Return all the entries exactly, keeping pictures out.

::: SOURCE RECORDS :::

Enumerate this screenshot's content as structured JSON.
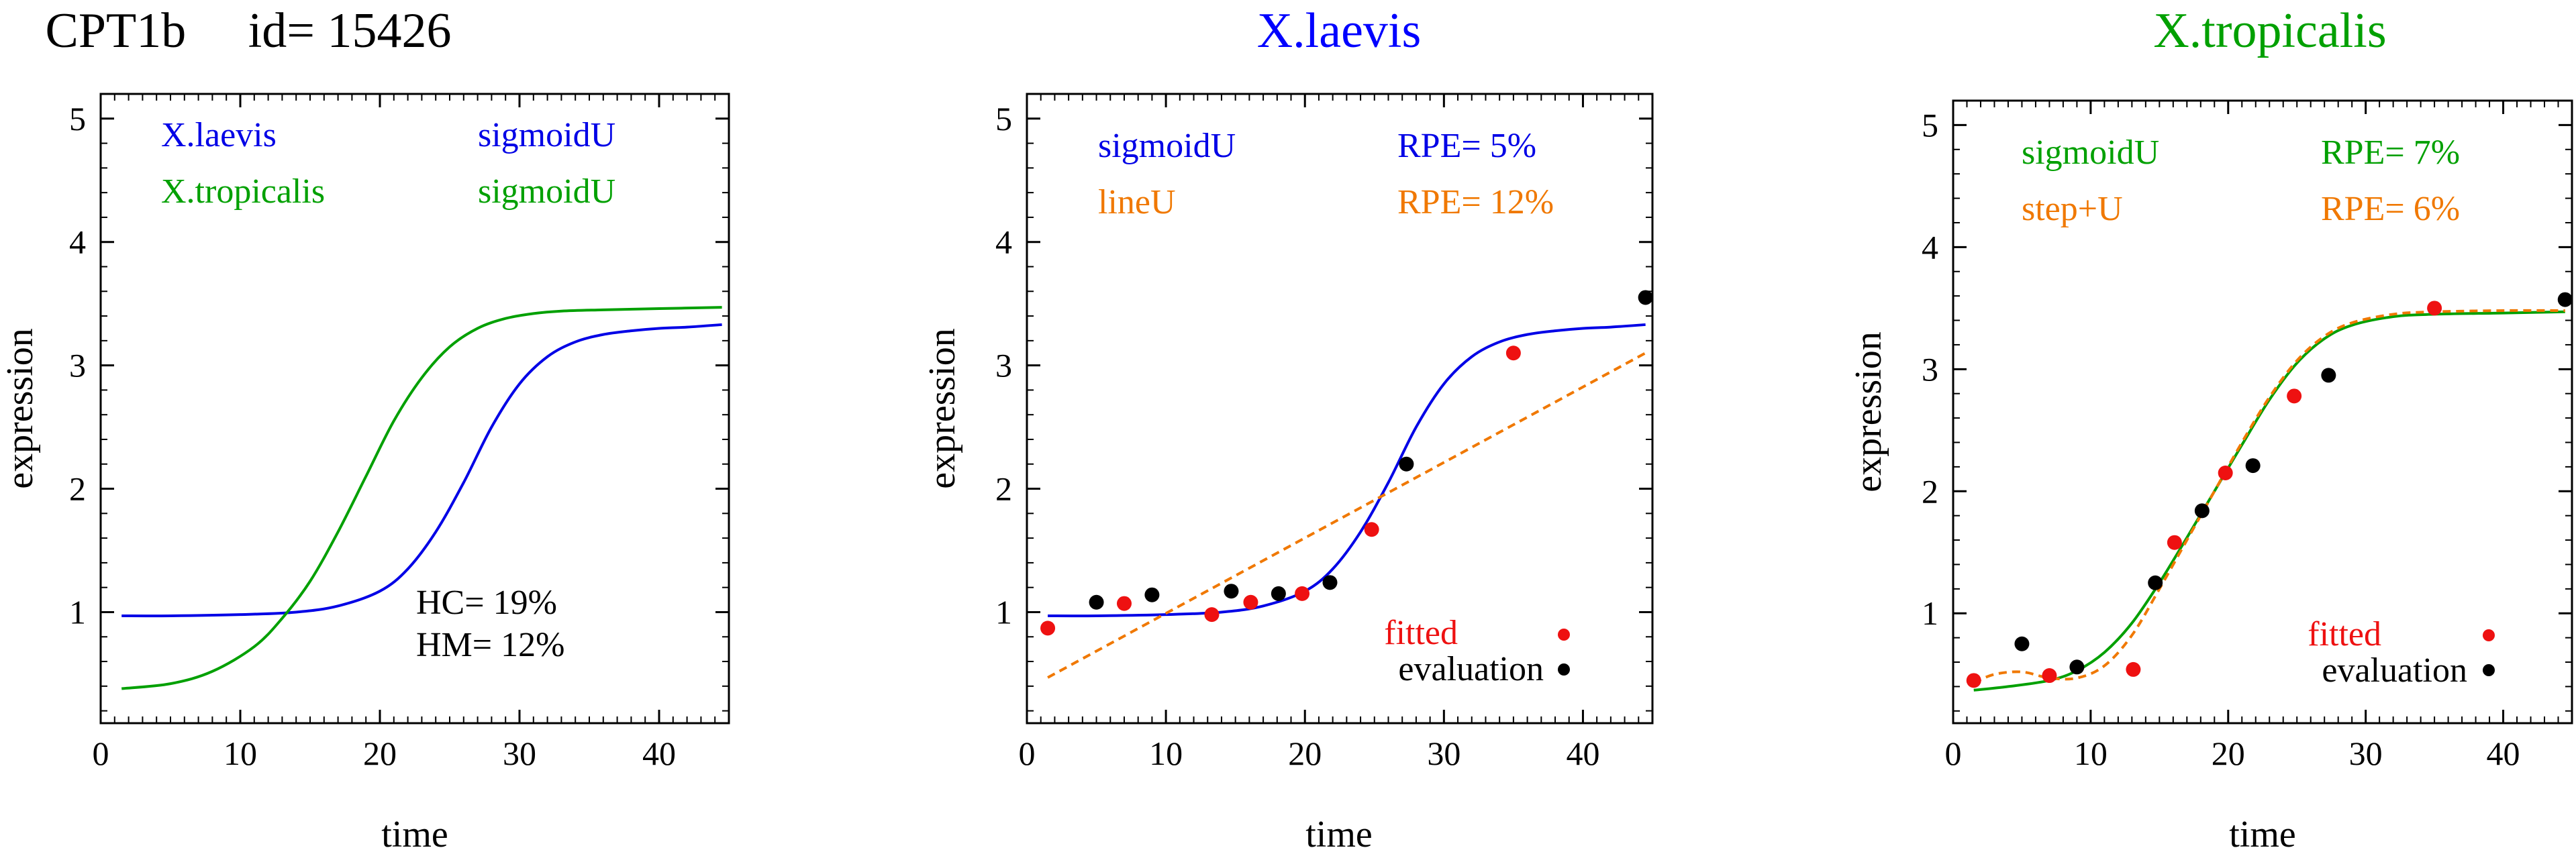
{
  "figure": {
    "panel_titles": [
      "CPT1b     id= 15426",
      "X.laevis",
      "X.tropicalis"
    ],
    "title_colors": [
      "#000000",
      "#0000ff",
      "#00a000"
    ]
  },
  "colors": {
    "blue": "#0000e6",
    "green": "#00a000",
    "orange": "#f07800",
    "red": "#ee1111",
    "black": "#000000"
  },
  "chart_data": [
    {
      "type": "line",
      "title": "CPT1b     id= 15426",
      "xlabel": "time",
      "ylabel": "expression",
      "xlim": [
        0,
        45
      ],
      "ylim": [
        0.1,
        5.2
      ],
      "xticks": [
        0,
        10,
        20,
        30,
        40
      ],
      "yticks": [
        1,
        2,
        3,
        4,
        5
      ],
      "series": [
        {
          "name": "X.laevis",
          "model": "sigmoidU",
          "color": "#0000e6",
          "dashed": false,
          "x": [
            1.5,
            5,
            10,
            14,
            17,
            20,
            22,
            24,
            26,
            28,
            30,
            32,
            34,
            36,
            38,
            40,
            42,
            44.5
          ],
          "y": [
            0.97,
            0.97,
            0.98,
            1.0,
            1.05,
            1.17,
            1.35,
            1.65,
            2.05,
            2.5,
            2.85,
            3.07,
            3.19,
            3.25,
            3.28,
            3.3,
            3.31,
            3.33
          ]
        },
        {
          "name": "X.tropicalis",
          "model": "sigmoidU",
          "color": "#00a000",
          "dashed": false,
          "x": [
            1.5,
            5,
            8,
            11,
            13,
            15,
            17,
            19,
            21,
            23,
            25,
            27,
            29,
            31,
            33,
            36,
            40,
            44.5
          ],
          "y": [
            0.38,
            0.42,
            0.52,
            0.72,
            0.95,
            1.25,
            1.65,
            2.1,
            2.55,
            2.9,
            3.15,
            3.3,
            3.38,
            3.42,
            3.44,
            3.45,
            3.46,
            3.47
          ]
        }
      ],
      "legend_rows": [
        {
          "name": "X.laevis",
          "model": "sigmoidU",
          "color": "#0000e6"
        },
        {
          "name": "X.tropicalis",
          "model": "sigmoidU",
          "color": "#00a000"
        }
      ],
      "annotations": [
        "HC= 19%",
        "HM= 12%"
      ]
    },
    {
      "type": "scatter",
      "title": "X.laevis",
      "xlabel": "time",
      "ylabel": "expression",
      "xlim": [
        0,
        45
      ],
      "ylim": [
        0.1,
        5.2
      ],
      "xticks": [
        0,
        10,
        20,
        30,
        40
      ],
      "yticks": [
        1,
        2,
        3,
        4,
        5
      ],
      "series": [
        {
          "name": "sigmoidU",
          "rpe": "RPE= 5%",
          "color": "#0000e6",
          "dashed": false,
          "x": [
            1.5,
            5,
            10,
            14,
            17,
            20,
            22,
            24,
            26,
            28,
            30,
            32,
            34,
            36,
            38,
            40,
            42,
            44.5
          ],
          "y": [
            0.97,
            0.97,
            0.98,
            1.0,
            1.05,
            1.17,
            1.35,
            1.65,
            2.05,
            2.5,
            2.85,
            3.07,
            3.19,
            3.25,
            3.28,
            3.3,
            3.31,
            3.33
          ]
        },
        {
          "name": "lineU",
          "rpe": "RPE= 12%",
          "color": "#f07800",
          "dashed": true,
          "x": [
            1.5,
            44.5
          ],
          "y": [
            0.47,
            3.1
          ]
        }
      ],
      "points": {
        "fitted": {
          "label": "fitted",
          "color": "#ee1111",
          "x": [
            1.5,
            7,
            13.3,
            16.1,
            19.8,
            24.8,
            35
          ],
          "y": [
            0.87,
            1.07,
            0.98,
            1.08,
            1.15,
            1.67,
            3.1
          ]
        },
        "evaluation": {
          "label": "evaluation",
          "color": "#000000",
          "x": [
            5,
            9,
            14.7,
            18.1,
            21.8,
            27.3,
            44.5
          ],
          "y": [
            1.08,
            1.14,
            1.17,
            1.15,
            1.24,
            2.2,
            3.55
          ]
        }
      }
    },
    {
      "type": "scatter",
      "title": "X.tropicalis",
      "xlabel": "time",
      "ylabel": "expression",
      "xlim": [
        0,
        45
      ],
      "ylim": [
        0.1,
        5.2
      ],
      "xticks": [
        0,
        10,
        20,
        30,
        40
      ],
      "yticks": [
        1,
        2,
        3,
        4,
        5
      ],
      "series": [
        {
          "name": "sigmoidU",
          "rpe": "RPE= 7%",
          "color": "#00a000",
          "dashed": false,
          "x": [
            1.5,
            4,
            7,
            9,
            11,
            13,
            15,
            17,
            19,
            21,
            23,
            25,
            27,
            29,
            32,
            35,
            40,
            44.5
          ],
          "y": [
            0.37,
            0.4,
            0.45,
            0.53,
            0.68,
            0.92,
            1.25,
            1.62,
            2.0,
            2.38,
            2.75,
            3.05,
            3.25,
            3.36,
            3.43,
            3.45,
            3.46,
            3.47
          ]
        },
        {
          "name": "step+U",
          "rpe": "RPE= 6%",
          "color": "#f07800",
          "dashed": true,
          "x": [
            1.5,
            3,
            5,
            7,
            9,
            11,
            13,
            15,
            17,
            19,
            21,
            23,
            25,
            27,
            29,
            32,
            35,
            40,
            44.5
          ],
          "y": [
            0.43,
            0.5,
            0.52,
            0.47,
            0.47,
            0.57,
            0.82,
            1.2,
            1.6,
            2.0,
            2.4,
            2.77,
            3.07,
            3.27,
            3.38,
            3.45,
            3.47,
            3.48,
            3.48
          ]
        }
      ],
      "points": {
        "fitted": {
          "label": "fitted",
          "color": "#ee1111",
          "x": [
            1.5,
            7,
            13.1,
            16.1,
            19.8,
            24.8,
            35
          ],
          "y": [
            0.45,
            0.49,
            0.54,
            1.58,
            2.15,
            2.78,
            3.5
          ]
        },
        "evaluation": {
          "label": "evaluation",
          "color": "#000000",
          "x": [
            5,
            9,
            14.7,
            18.1,
            21.8,
            27.3,
            44.5
          ],
          "y": [
            0.75,
            0.56,
            1.25,
            1.84,
            2.21,
            2.95,
            3.57
          ]
        }
      }
    }
  ]
}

:::

_RESPONSE TO THE EXERCISE:_
Enumerate this screenshot's content as structured JSON.
{
  "figure": {
    "panel_titles": [
      "CPT1b     id= 15426",
      "X.laevis",
      "X.tropicalis"
    ],
    "title_colors": [
      "#000000",
      "#0000ff",
      "#00a000"
    ]
  },
  "colors": {
    "blue": "#0000e6",
    "green": "#00a000",
    "orange": "#f07800",
    "red": "#ee1111",
    "black": "#000000"
  },
  "chart_data": [
    {
      "type": "line",
      "title": "CPT1b     id= 15426",
      "xlabel": "time",
      "ylabel": "expression",
      "xlim": [
        0,
        45
      ],
      "ylim": [
        0.1,
        5.2
      ],
      "xticks": [
        0,
        10,
        20,
        30,
        40
      ],
      "yticks": [
        1,
        2,
        3,
        4,
        5
      ],
      "series": [
        {
          "name": "X.laevis",
          "model": "sigmoidU",
          "color": "#0000e6",
          "dashed": false,
          "x": [
            1.5,
            5,
            10,
            14,
            17,
            20,
            22,
            24,
            26,
            28,
            30,
            32,
            34,
            36,
            38,
            40,
            42,
            44.5
          ],
          "y": [
            0.97,
            0.97,
            0.98,
            1.0,
            1.05,
            1.17,
            1.35,
            1.65,
            2.05,
            2.5,
            2.85,
            3.07,
            3.19,
            3.25,
            3.28,
            3.3,
            3.31,
            3.33
          ]
        },
        {
          "name": "X.tropicalis",
          "model": "sigmoidU",
          "color": "#00a000",
          "dashed": false,
          "x": [
            1.5,
            5,
            8,
            11,
            13,
            15,
            17,
            19,
            21,
            23,
            25,
            27,
            29,
            31,
            33,
            36,
            40,
            44.5
          ],
          "y": [
            0.38,
            0.42,
            0.52,
            0.72,
            0.95,
            1.25,
            1.65,
            2.1,
            2.55,
            2.9,
            3.15,
            3.3,
            3.38,
            3.42,
            3.44,
            3.45,
            3.46,
            3.47
          ]
        }
      ],
      "legend_rows": [
        {
          "name": "X.laevis",
          "model": "sigmoidU",
          "color": "#0000e6"
        },
        {
          "name": "X.tropicalis",
          "model": "sigmoidU",
          "color": "#00a000"
        }
      ],
      "annotations": [
        "HC= 19%",
        "HM= 12%"
      ]
    },
    {
      "type": "scatter",
      "title": "X.laevis",
      "xlabel": "time",
      "ylabel": "expression",
      "xlim": [
        0,
        45
      ],
      "ylim": [
        0.1,
        5.2
      ],
      "xticks": [
        0,
        10,
        20,
        30,
        40
      ],
      "yticks": [
        1,
        2,
        3,
        4,
        5
      ],
      "series": [
        {
          "name": "sigmoidU",
          "rpe": "RPE= 5%",
          "color": "#0000e6",
          "dashed": false,
          "x": [
            1.5,
            5,
            10,
            14,
            17,
            20,
            22,
            24,
            26,
            28,
            30,
            32,
            34,
            36,
            38,
            40,
            42,
            44.5
          ],
          "y": [
            0.97,
            0.97,
            0.98,
            1.0,
            1.05,
            1.17,
            1.35,
            1.65,
            2.05,
            2.5,
            2.85,
            3.07,
            3.19,
            3.25,
            3.28,
            3.3,
            3.31,
            3.33
          ]
        },
        {
          "name": "lineU",
          "rpe": "RPE= 12%",
          "color": "#f07800",
          "dashed": true,
          "x": [
            1.5,
            44.5
          ],
          "y": [
            0.47,
            3.1
          ]
        }
      ],
      "points": {
        "fitted": {
          "label": "fitted",
          "color": "#ee1111",
          "x": [
            1.5,
            7,
            13.3,
            16.1,
            19.8,
            24.8,
            35
          ],
          "y": [
            0.87,
            1.07,
            0.98,
            1.08,
            1.15,
            1.67,
            3.1
          ]
        },
        "evaluation": {
          "label": "evaluation",
          "color": "#000000",
          "x": [
            5,
            9,
            14.7,
            18.1,
            21.8,
            27.3,
            44.5
          ],
          "y": [
            1.08,
            1.14,
            1.17,
            1.15,
            1.24,
            2.2,
            3.55
          ]
        }
      }
    },
    {
      "type": "scatter",
      "title": "X.tropicalis",
      "xlabel": "time",
      "ylabel": "expression",
      "xlim": [
        0,
        45
      ],
      "ylim": [
        0.1,
        5.2
      ],
      "xticks": [
        0,
        10,
        20,
        30,
        40
      ],
      "yticks": [
        1,
        2,
        3,
        4,
        5
      ],
      "series": [
        {
          "name": "sigmoidU",
          "rpe": "RPE= 7%",
          "color": "#00a000",
          "dashed": false,
          "x": [
            1.5,
            4,
            7,
            9,
            11,
            13,
            15,
            17,
            19,
            21,
            23,
            25,
            27,
            29,
            32,
            35,
            40,
            44.5
          ],
          "y": [
            0.37,
            0.4,
            0.45,
            0.53,
            0.68,
            0.92,
            1.25,
            1.62,
            2.0,
            2.38,
            2.75,
            3.05,
            3.25,
            3.36,
            3.43,
            3.45,
            3.46,
            3.47
          ]
        },
        {
          "name": "step+U",
          "rpe": "RPE= 6%",
          "color": "#f07800",
          "dashed": true,
          "x": [
            1.5,
            3,
            5,
            7,
            9,
            11,
            13,
            15,
            17,
            19,
            21,
            23,
            25,
            27,
            29,
            32,
            35,
            40,
            44.5
          ],
          "y": [
            0.43,
            0.5,
            0.52,
            0.47,
            0.47,
            0.57,
            0.82,
            1.2,
            1.6,
            2.0,
            2.4,
            2.77,
            3.07,
            3.27,
            3.38,
            3.45,
            3.47,
            3.48,
            3.48
          ]
        }
      ],
      "points": {
        "fitted": {
          "label": "fitted",
          "color": "#ee1111",
          "x": [
            1.5,
            7,
            13.1,
            16.1,
            19.8,
            24.8,
            35
          ],
          "y": [
            0.45,
            0.49,
            0.54,
            1.58,
            2.15,
            2.78,
            3.5
          ]
        },
        "evaluation": {
          "label": "evaluation",
          "color": "#000000",
          "x": [
            5,
            9,
            14.7,
            18.1,
            21.8,
            27.3,
            44.5
          ],
          "y": [
            0.75,
            0.56,
            1.25,
            1.84,
            2.21,
            2.95,
            3.57
          ]
        }
      }
    }
  ]
}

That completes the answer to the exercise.